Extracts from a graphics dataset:
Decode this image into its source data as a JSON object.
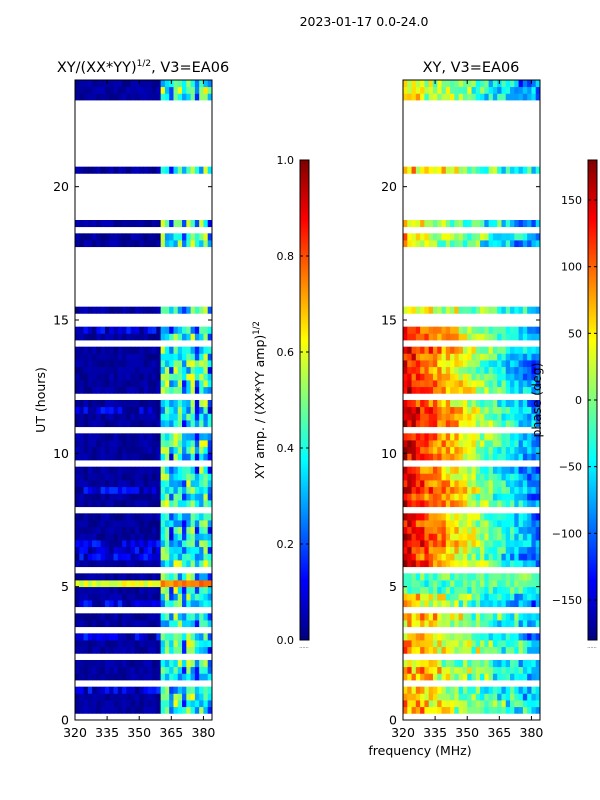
{
  "suptitle": "2023-01-17 0.0-24.0",
  "xlabel_shared": "frequency (MHz)",
  "colors": {
    "jet": [
      "#00007f",
      "#0000ff",
      "#007fff",
      "#00ffff",
      "#7fff7f",
      "#ffff00",
      "#ff7f00",
      "#ff0000",
      "#7f0000"
    ],
    "bad_data": "#ffffff"
  },
  "chart_data": [
    {
      "type": "heatmap",
      "title_main": "XY/(XX*YY)",
      "title_exp": "1/2",
      "title_suffix": ", V3=EA06",
      "xlabel": "",
      "ylabel": "UT (hours)",
      "xlim": [
        320,
        384
      ],
      "ylim": [
        0,
        24
      ],
      "xticks": [
        320,
        335,
        350,
        365,
        380
      ],
      "yticks": [
        0,
        5,
        10,
        15,
        20
      ],
      "colorbar": {
        "label_main": "XY amp. / (XX*YY amp)",
        "label_exp": "1/2",
        "range": [
          0.0,
          1.0
        ],
        "ticks": [
          "0.0",
          "0.2",
          "0.4",
          "0.6",
          "0.8",
          "1.0"
        ],
        "offset_text": "......"
      },
      "rfi_free_band_mhz": [
        320,
        361
      ],
      "rfi_band_mhz": [
        361,
        384
      ],
      "typical_value_clean": 0.0,
      "typical_value_rfi": 0.4,
      "strong_rfi_hours": [
        4.9,
        5.25
      ],
      "strong_rfi_value": 0.8
    },
    {
      "type": "heatmap",
      "title": "XY, V3=EA06",
      "xlabel": "frequency (MHz)",
      "ylabel": "",
      "xlim": [
        320,
        384
      ],
      "ylim": [
        0,
        24
      ],
      "xticks": [
        320,
        335,
        350,
        365,
        380
      ],
      "yticks": [
        0,
        5,
        10,
        15,
        20
      ],
      "colorbar": {
        "label": "phase (deg)",
        "range": [
          -180,
          180
        ],
        "ticks": [
          "−150",
          "−100",
          "−50",
          "0",
          "50",
          "100",
          "150"
        ],
        "offset_text": "......"
      },
      "phase_slope_note": "phase gradient across band",
      "phase_low_freq_deg": 150,
      "phase_high_freq_deg": -100
    }
  ],
  "flagged_hour_bands": [
    [
      0.0,
      0.15
    ],
    [
      0.75,
      0.85
    ],
    [
      1.35,
      1.45
    ],
    [
      1.9,
      2.0
    ],
    [
      2.3,
      2.4
    ],
    [
      2.75,
      2.85
    ],
    [
      3.2,
      3.45
    ],
    [
      3.75,
      3.85
    ],
    [
      4.1,
      4.2
    ],
    [
      4.4,
      4.5
    ],
    [
      4.75,
      4.8
    ],
    [
      5.55,
      5.65
    ],
    [
      6.0,
      6.1
    ],
    [
      6.4,
      6.5
    ],
    [
      6.9,
      7.0
    ],
    [
      7.4,
      7.5
    ],
    [
      7.8,
      7.95
    ],
    [
      8.5,
      8.6
    ],
    [
      9.0,
      9.1
    ],
    [
      9.6,
      9.7
    ],
    [
      10.3,
      10.35
    ],
    [
      10.85,
      10.95
    ],
    [
      11.5,
      11.6
    ],
    [
      12.05,
      12.15
    ],
    [
      12.7,
      12.8
    ],
    [
      13.2,
      13.3
    ],
    [
      13.65,
      13.75
    ],
    [
      14.1,
      14.2
    ],
    [
      14.5,
      14.6
    ],
    [
      14.8,
      14.9
    ],
    [
      15.0,
      15.2
    ],
    [
      15.45,
      15.5
    ],
    [
      15.6,
      17.8
    ],
    [
      18.05,
      18.1
    ],
    [
      18.35,
      18.5
    ],
    [
      18.8,
      20.6
    ],
    [
      20.85,
      20.9
    ],
    [
      21.05,
      21.15
    ],
    [
      21.3,
      23.3
    ],
    [
      23.45,
      23.55
    ],
    [
      23.7,
      23.75
    ],
    [
      24.0,
      24.0
    ]
  ]
}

*Objective:* Copy the material exactly. Do not include the pictures.

*Finished answer:*
Decode this image into its source data as a JSON object.
{
  "suptitle": "2023-01-17 0.0-24.0",
  "xlabel_shared": "frequency (MHz)",
  "colors": {
    "jet": [
      "#00007f",
      "#0000ff",
      "#007fff",
      "#00ffff",
      "#7fff7f",
      "#ffff00",
      "#ff7f00",
      "#ff0000",
      "#7f0000"
    ],
    "bad_data": "#ffffff"
  },
  "chart_data": [
    {
      "type": "heatmap",
      "title_main": "XY/(XX*YY)",
      "title_exp": "1/2",
      "title_suffix": ", V3=EA06",
      "xlabel": "",
      "ylabel": "UT (hours)",
      "xlim": [
        320,
        384
      ],
      "ylim": [
        0,
        24
      ],
      "xticks": [
        320,
        335,
        350,
        365,
        380
      ],
      "yticks": [
        0,
        5,
        10,
        15,
        20
      ],
      "colorbar": {
        "label_main": "XY amp. / (XX*YY amp)",
        "label_exp": "1/2",
        "range": [
          0.0,
          1.0
        ],
        "ticks": [
          "0.0",
          "0.2",
          "0.4",
          "0.6",
          "0.8",
          "1.0"
        ],
        "offset_text": "......"
      },
      "rfi_free_band_mhz": [
        320,
        361
      ],
      "rfi_band_mhz": [
        361,
        384
      ],
      "typical_value_clean": 0.0,
      "typical_value_rfi": 0.4,
      "strong_rfi_hours": [
        4.9,
        5.25
      ],
      "strong_rfi_value": 0.8
    },
    {
      "type": "heatmap",
      "title": "XY, V3=EA06",
      "xlabel": "frequency (MHz)",
      "ylabel": "",
      "xlim": [
        320,
        384
      ],
      "ylim": [
        0,
        24
      ],
      "xticks": [
        320,
        335,
        350,
        365,
        380
      ],
      "yticks": [
        0,
        5,
        10,
        15,
        20
      ],
      "colorbar": {
        "label": "phase (deg)",
        "range": [
          -180,
          180
        ],
        "ticks": [
          "−150",
          "−100",
          "−50",
          "0",
          "50",
          "100",
          "150"
        ],
        "offset_text": "......"
      },
      "phase_slope_note": "phase gradient across band",
      "phase_low_freq_deg": 150,
      "phase_high_freq_deg": -100
    }
  ],
  "flagged_hour_bands": [
    [
      0.0,
      0.15
    ],
    [
      0.75,
      0.85
    ],
    [
      1.35,
      1.45
    ],
    [
      1.9,
      2.0
    ],
    [
      2.3,
      2.4
    ],
    [
      2.75,
      2.85
    ],
    [
      3.2,
      3.45
    ],
    [
      3.75,
      3.85
    ],
    [
      4.1,
      4.2
    ],
    [
      4.4,
      4.5
    ],
    [
      4.75,
      4.8
    ],
    [
      5.55,
      5.65
    ],
    [
      6.0,
      6.1
    ],
    [
      6.4,
      6.5
    ],
    [
      6.9,
      7.0
    ],
    [
      7.4,
      7.5
    ],
    [
      7.8,
      7.95
    ],
    [
      8.5,
      8.6
    ],
    [
      9.0,
      9.1
    ],
    [
      9.6,
      9.7
    ],
    [
      10.3,
      10.35
    ],
    [
      10.85,
      10.95
    ],
    [
      11.5,
      11.6
    ],
    [
      12.05,
      12.15
    ],
    [
      12.7,
      12.8
    ],
    [
      13.2,
      13.3
    ],
    [
      13.65,
      13.75
    ],
    [
      14.1,
      14.2
    ],
    [
      14.5,
      14.6
    ],
    [
      14.8,
      14.9
    ],
    [
      15.0,
      15.2
    ],
    [
      15.45,
      15.5
    ],
    [
      15.6,
      17.8
    ],
    [
      18.05,
      18.1
    ],
    [
      18.35,
      18.5
    ],
    [
      18.8,
      20.6
    ],
    [
      20.85,
      20.9
    ],
    [
      21.05,
      21.15
    ],
    [
      21.3,
      23.3
    ],
    [
      23.45,
      23.55
    ],
    [
      23.7,
      23.75
    ],
    [
      24.0,
      24.0
    ]
  ]
}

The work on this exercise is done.